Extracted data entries

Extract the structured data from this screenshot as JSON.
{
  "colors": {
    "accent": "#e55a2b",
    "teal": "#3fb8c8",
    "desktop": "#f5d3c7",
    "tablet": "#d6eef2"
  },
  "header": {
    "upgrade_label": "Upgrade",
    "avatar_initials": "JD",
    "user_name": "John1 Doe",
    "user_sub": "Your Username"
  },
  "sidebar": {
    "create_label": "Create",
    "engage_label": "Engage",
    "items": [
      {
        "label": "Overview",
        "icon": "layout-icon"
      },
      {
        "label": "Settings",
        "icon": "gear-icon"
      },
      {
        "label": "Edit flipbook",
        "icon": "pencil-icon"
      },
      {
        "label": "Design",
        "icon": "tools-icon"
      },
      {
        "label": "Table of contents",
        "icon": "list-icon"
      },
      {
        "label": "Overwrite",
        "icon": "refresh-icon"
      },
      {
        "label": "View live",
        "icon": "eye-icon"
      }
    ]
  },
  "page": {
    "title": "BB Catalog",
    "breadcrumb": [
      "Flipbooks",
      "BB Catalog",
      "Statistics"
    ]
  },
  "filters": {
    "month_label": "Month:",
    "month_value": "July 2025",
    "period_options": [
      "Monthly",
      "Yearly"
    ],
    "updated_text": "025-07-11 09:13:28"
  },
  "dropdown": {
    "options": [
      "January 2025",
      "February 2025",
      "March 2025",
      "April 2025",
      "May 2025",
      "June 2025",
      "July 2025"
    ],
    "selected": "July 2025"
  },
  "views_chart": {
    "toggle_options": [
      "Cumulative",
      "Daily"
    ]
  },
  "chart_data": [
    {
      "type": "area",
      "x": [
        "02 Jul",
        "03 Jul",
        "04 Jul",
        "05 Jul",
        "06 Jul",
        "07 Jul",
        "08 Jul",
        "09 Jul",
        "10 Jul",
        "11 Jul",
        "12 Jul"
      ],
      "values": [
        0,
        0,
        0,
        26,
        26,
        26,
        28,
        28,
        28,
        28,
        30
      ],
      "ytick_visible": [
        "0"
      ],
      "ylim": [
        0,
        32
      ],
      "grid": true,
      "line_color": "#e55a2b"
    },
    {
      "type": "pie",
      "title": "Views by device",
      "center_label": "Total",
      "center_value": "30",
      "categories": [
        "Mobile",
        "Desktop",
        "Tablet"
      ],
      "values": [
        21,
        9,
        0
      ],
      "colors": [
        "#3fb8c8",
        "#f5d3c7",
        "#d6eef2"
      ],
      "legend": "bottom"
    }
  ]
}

▶ Short exercise
Reproduce the listing above word for word.

▶ Response for this exercise
Extract the structured data from this screenshot as JSON.
{
  "colors": {
    "accent": "#e55a2b",
    "teal": "#3fb8c8",
    "desktop": "#f5d3c7",
    "tablet": "#d6eef2"
  },
  "header": {
    "upgrade_label": "Upgrade",
    "avatar_initials": "JD",
    "user_name": "John1 Doe",
    "user_sub": "Your Username"
  },
  "sidebar": {
    "create_label": "Create",
    "engage_label": "Engage",
    "items": [
      {
        "label": "Overview",
        "icon": "layout-icon"
      },
      {
        "label": "Settings",
        "icon": "gear-icon"
      },
      {
        "label": "Edit flipbook",
        "icon": "pencil-icon"
      },
      {
        "label": "Design",
        "icon": "tools-icon"
      },
      {
        "label": "Table of contents",
        "icon": "list-icon"
      },
      {
        "label": "Overwrite",
        "icon": "refresh-icon"
      },
      {
        "label": "View live",
        "icon": "eye-icon"
      }
    ]
  },
  "page": {
    "title": "BB Catalog",
    "breadcrumb": [
      "Flipbooks",
      "BB Catalog",
      "Statistics"
    ]
  },
  "filters": {
    "month_label": "Month:",
    "month_value": "July 2025",
    "period_options": [
      "Monthly",
      "Yearly"
    ],
    "updated_text": "025-07-11 09:13:28"
  },
  "dropdown": {
    "options": [
      "January 2025",
      "February 2025",
      "March 2025",
      "April 2025",
      "May 2025",
      "June 2025",
      "July 2025"
    ],
    "selected": "July 2025"
  },
  "views_chart": {
    "toggle_options": [
      "Cumulative",
      "Daily"
    ]
  },
  "chart_data": [
    {
      "type": "area",
      "x": [
        "02 Jul",
        "03 Jul",
        "04 Jul",
        "05 Jul",
        "06 Jul",
        "07 Jul",
        "08 Jul",
        "09 Jul",
        "10 Jul",
        "11 Jul",
        "12 Jul"
      ],
      "values": [
        0,
        0,
        0,
        26,
        26,
        26,
        28,
        28,
        28,
        28,
        30
      ],
      "ytick_visible": [
        "0"
      ],
      "ylim": [
        0,
        32
      ],
      "grid": true,
      "line_color": "#e55a2b"
    },
    {
      "type": "pie",
      "title": "Views by device",
      "center_label": "Total",
      "center_value": "30",
      "categories": [
        "Mobile",
        "Desktop",
        "Tablet"
      ],
      "values": [
        21,
        9,
        0
      ],
      "colors": [
        "#3fb8c8",
        "#f5d3c7",
        "#d6eef2"
      ],
      "legend": "bottom"
    }
  ]
}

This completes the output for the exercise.